Required task: What number of lines hold the word "molecule"? State that number and nothing besides.

Data supplied:
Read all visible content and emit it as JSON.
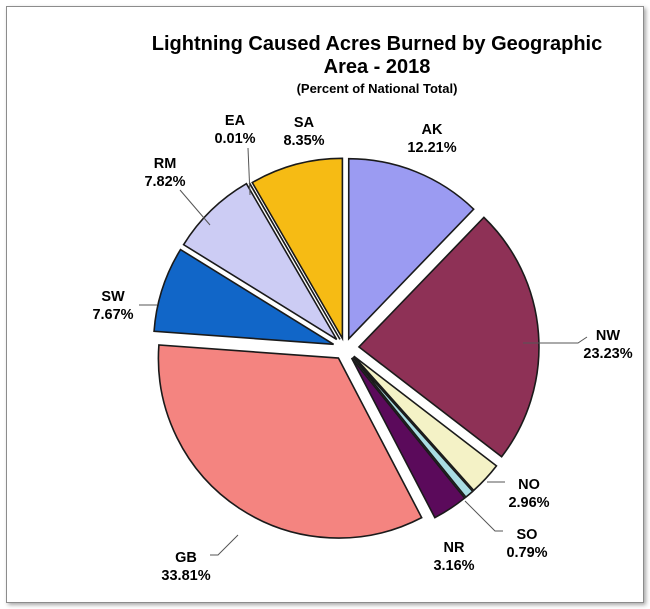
{
  "chart_data": {
    "type": "pie",
    "title": "Lightning Caused Acres Burned by Geographic Area - 2018",
    "title_lines": [
      "Lightning Caused Acres Burned by Geographic",
      "Area - 2018"
    ],
    "subtitle": "(Percent of National Total)",
    "slices": [
      {
        "name": "AK",
        "value": 12.21,
        "label": "12.21%",
        "color": "#9b9bf2"
      },
      {
        "name": "NW",
        "value": 23.23,
        "label": "23.23%",
        "color": "#8e3156"
      },
      {
        "name": "NO",
        "value": 2.96,
        "label": "2.96%",
        "color": "#f4f2c6"
      },
      {
        "name": "SO",
        "value": 0.79,
        "label": "0.79%",
        "color": "#a9dde3"
      },
      {
        "name": "NR",
        "value": 3.16,
        "label": "3.16%",
        "color": "#5b0a5b"
      },
      {
        "name": "GB",
        "value": 33.81,
        "label": "33.81%",
        "color": "#f48480"
      },
      {
        "name": "SW",
        "value": 7.67,
        "label": "7.67%",
        "color": "#1166c8"
      },
      {
        "name": "RM",
        "value": 7.82,
        "label": "7.82%",
        "color": "#ccccf4"
      },
      {
        "name": "EA",
        "value": 0.01,
        "label": "0.01%",
        "color": "#ffffff"
      },
      {
        "name": "SA",
        "value": 8.35,
        "label": "8.35%",
        "color": "#f6bb14"
      }
    ],
    "legend": "none"
  }
}
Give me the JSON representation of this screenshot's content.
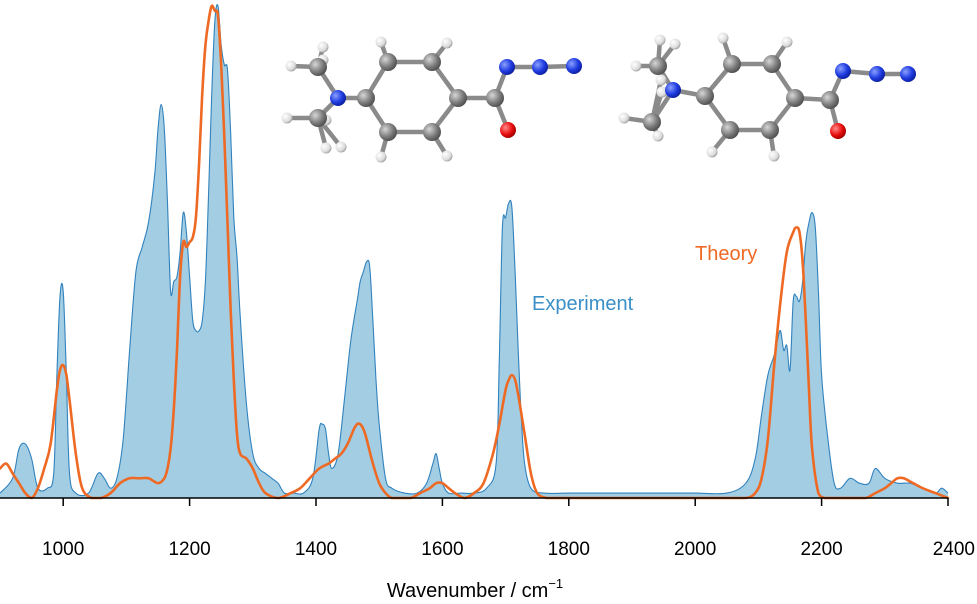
{
  "chart_data": {
    "type": "area",
    "title": "",
    "xlabel": "Wavenumber / cm",
    "xlabel_superscript": "−1",
    "ylabel": "",
    "xlim": [
      900,
      2400
    ],
    "ylim": [
      0,
      1
    ],
    "xticks": [
      1000,
      1200,
      1400,
      1600,
      1800,
      2000,
      2200,
      2400
    ],
    "grid": false,
    "legend": "inline labels",
    "series": [
      {
        "name": "Experiment",
        "style": "filled area",
        "fill_color": "#9ecae1",
        "line_color": "#3182bd",
        "label_color": "#3a8fc6",
        "x": [
          900,
          920,
          930,
          940,
          950,
          960,
          975,
          985,
          990,
          995,
          1000,
          1005,
          1010,
          1020,
          1040,
          1055,
          1065,
          1075,
          1085,
          1095,
          1105,
          1115,
          1125,
          1135,
          1145,
          1150,
          1155,
          1160,
          1165,
          1170,
          1175,
          1180,
          1185,
          1190,
          1195,
          1200,
          1205,
          1210,
          1215,
          1220,
          1225,
          1230,
          1235,
          1240,
          1245,
          1250,
          1255,
          1260,
          1265,
          1270,
          1275,
          1280,
          1290,
          1300,
          1310,
          1320,
          1330,
          1340,
          1350,
          1365,
          1380,
          1395,
          1405,
          1410,
          1415,
          1420,
          1425,
          1435,
          1445,
          1455,
          1465,
          1470,
          1475,
          1480,
          1485,
          1490,
          1495,
          1500,
          1510,
          1520,
          1540,
          1560,
          1575,
          1585,
          1590,
          1595,
          1600,
          1610,
          1630,
          1650,
          1670,
          1685,
          1690,
          1695,
          1700,
          1705,
          1710,
          1715,
          1720,
          1725,
          1730,
          1740,
          1760,
          1800,
          1850,
          1900,
          1950,
          2000,
          2050,
          2080,
          2095,
          2105,
          2115,
          2125,
          2130,
          2135,
          2140,
          2145,
          2150,
          2155,
          2160,
          2165,
          2170,
          2175,
          2180,
          2185,
          2190,
          2195,
          2200,
          2210,
          2220,
          2230,
          2245,
          2260,
          2275,
          2285,
          2300,
          2320,
          2340,
          2360,
          2380,
          2390,
          2400
        ],
        "y": [
          0.01,
          0.04,
          0.1,
          0.11,
          0.08,
          0.02,
          0.02,
          0.05,
          0.25,
          0.41,
          0.42,
          0.25,
          0.05,
          0.01,
          0.01,
          0.05,
          0.04,
          0.02,
          0.04,
          0.12,
          0.3,
          0.46,
          0.51,
          0.56,
          0.66,
          0.75,
          0.8,
          0.75,
          0.6,
          0.42,
          0.44,
          0.45,
          0.5,
          0.58,
          0.54,
          0.45,
          0.36,
          0.34,
          0.34,
          0.36,
          0.44,
          0.62,
          0.82,
          0.97,
          1.0,
          0.92,
          0.88,
          0.87,
          0.74,
          0.57,
          0.49,
          0.37,
          0.19,
          0.09,
          0.06,
          0.05,
          0.04,
          0.03,
          0.01,
          0.01,
          0.01,
          0.04,
          0.14,
          0.15,
          0.14,
          0.09,
          0.06,
          0.09,
          0.2,
          0.32,
          0.4,
          0.44,
          0.46,
          0.48,
          0.47,
          0.36,
          0.24,
          0.15,
          0.04,
          0.02,
          0.01,
          0.01,
          0.03,
          0.07,
          0.09,
          0.06,
          0.03,
          0.01,
          0.01,
          0.01,
          0.02,
          0.07,
          0.28,
          0.55,
          0.57,
          0.6,
          0.59,
          0.46,
          0.3,
          0.16,
          0.07,
          0.02,
          0.01,
          0.01,
          0.01,
          0.01,
          0.01,
          0.01,
          0.01,
          0.03,
          0.08,
          0.17,
          0.25,
          0.29,
          0.32,
          0.34,
          0.3,
          0.31,
          0.26,
          0.4,
          0.41,
          0.4,
          0.44,
          0.52,
          0.56,
          0.58,
          0.55,
          0.42,
          0.25,
          0.12,
          0.03,
          0.02,
          0.04,
          0.03,
          0.03,
          0.06,
          0.04,
          0.03,
          0.03,
          0.02,
          0.01,
          0.02,
          0.01
        ]
      },
      {
        "name": "Theory",
        "style": "line",
        "line_color": "#ee6a24",
        "label_color": "#ee6a24",
        "x": [
          900,
          910,
          920,
          930,
          940,
          950,
          960,
          970,
          980,
          990,
          995,
          1000,
          1005,
          1010,
          1020,
          1030,
          1045,
          1060,
          1075,
          1090,
          1105,
          1120,
          1135,
          1150,
          1160,
          1165,
          1170,
          1175,
          1180,
          1185,
          1190,
          1195,
          1200,
          1205,
          1210,
          1215,
          1220,
          1225,
          1230,
          1235,
          1240,
          1245,
          1250,
          1255,
          1260,
          1265,
          1270,
          1275,
          1280,
          1290,
          1300,
          1310,
          1320,
          1340,
          1360,
          1375,
          1390,
          1405,
          1420,
          1430,
          1440,
          1450,
          1460,
          1465,
          1470,
          1475,
          1480,
          1490,
          1500,
          1510,
          1520,
          1535,
          1550,
          1565,
          1580,
          1590,
          1600,
          1610,
          1620,
          1635,
          1650,
          1665,
          1680,
          1690,
          1700,
          1705,
          1710,
          1715,
          1720,
          1730,
          1740,
          1750,
          1765,
          1780,
          1800,
          1850,
          1900,
          1950,
          2000,
          2050,
          2080,
          2095,
          2105,
          2115,
          2125,
          2135,
          2145,
          2155,
          2160,
          2165,
          2170,
          2175,
          2180,
          2185,
          2195,
          2205,
          2215,
          2230,
          2250,
          2270,
          2285,
          2300,
          2310,
          2320,
          2330,
          2345,
          2360,
          2380,
          2400
        ],
        "y": [
          0.06,
          0.07,
          0.05,
          0.03,
          0.01,
          0.0,
          0.02,
          0.06,
          0.11,
          0.22,
          0.26,
          0.27,
          0.25,
          0.2,
          0.09,
          0.02,
          0.0,
          0.0,
          0.01,
          0.03,
          0.04,
          0.04,
          0.04,
          0.03,
          0.04,
          0.06,
          0.1,
          0.18,
          0.3,
          0.45,
          0.52,
          0.51,
          0.52,
          0.53,
          0.57,
          0.68,
          0.82,
          0.92,
          0.97,
          1.0,
          0.99,
          0.98,
          0.88,
          0.73,
          0.56,
          0.38,
          0.24,
          0.13,
          0.09,
          0.08,
          0.06,
          0.03,
          0.01,
          0.0,
          0.01,
          0.02,
          0.04,
          0.06,
          0.07,
          0.08,
          0.09,
          0.11,
          0.14,
          0.15,
          0.15,
          0.14,
          0.12,
          0.07,
          0.03,
          0.01,
          0.0,
          0.0,
          0.0,
          0.01,
          0.02,
          0.03,
          0.03,
          0.02,
          0.01,
          0.0,
          0.01,
          0.03,
          0.09,
          0.15,
          0.22,
          0.24,
          0.25,
          0.24,
          0.21,
          0.13,
          0.05,
          0.01,
          0.0,
          0.0,
          0.0,
          0.0,
          0.0,
          0.0,
          0.0,
          0.0,
          0.0,
          0.01,
          0.04,
          0.12,
          0.27,
          0.4,
          0.5,
          0.54,
          0.55,
          0.54,
          0.48,
          0.36,
          0.22,
          0.1,
          0.01,
          0.0,
          0.0,
          0.0,
          0.0,
          0.0,
          0.01,
          0.02,
          0.03,
          0.04,
          0.04,
          0.03,
          0.02,
          0.01,
          0.0
        ]
      }
    ]
  },
  "colors": {
    "experiment_fill": "#9ecae1",
    "experiment_line": "#3182bd",
    "theory": "#ee6a24",
    "axis": "#000000"
  },
  "insets": [
    {
      "name": "molecule-left",
      "atoms": [
        "H",
        "H",
        "H",
        "H",
        "H",
        "H",
        "H",
        "H",
        "H",
        "H",
        "C",
        "C",
        "C",
        "C",
        "C",
        "C",
        "C",
        "C",
        "C",
        "N",
        "O",
        "N",
        "N",
        "N"
      ]
    },
    {
      "name": "molecule-right",
      "atoms": [
        "H",
        "H",
        "H",
        "H",
        "H",
        "H",
        "H",
        "H",
        "H",
        "H",
        "C",
        "C",
        "C",
        "C",
        "C",
        "C",
        "C",
        "C",
        "C",
        "N",
        "O",
        "N",
        "N",
        "N"
      ]
    }
  ]
}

Output for this task: 2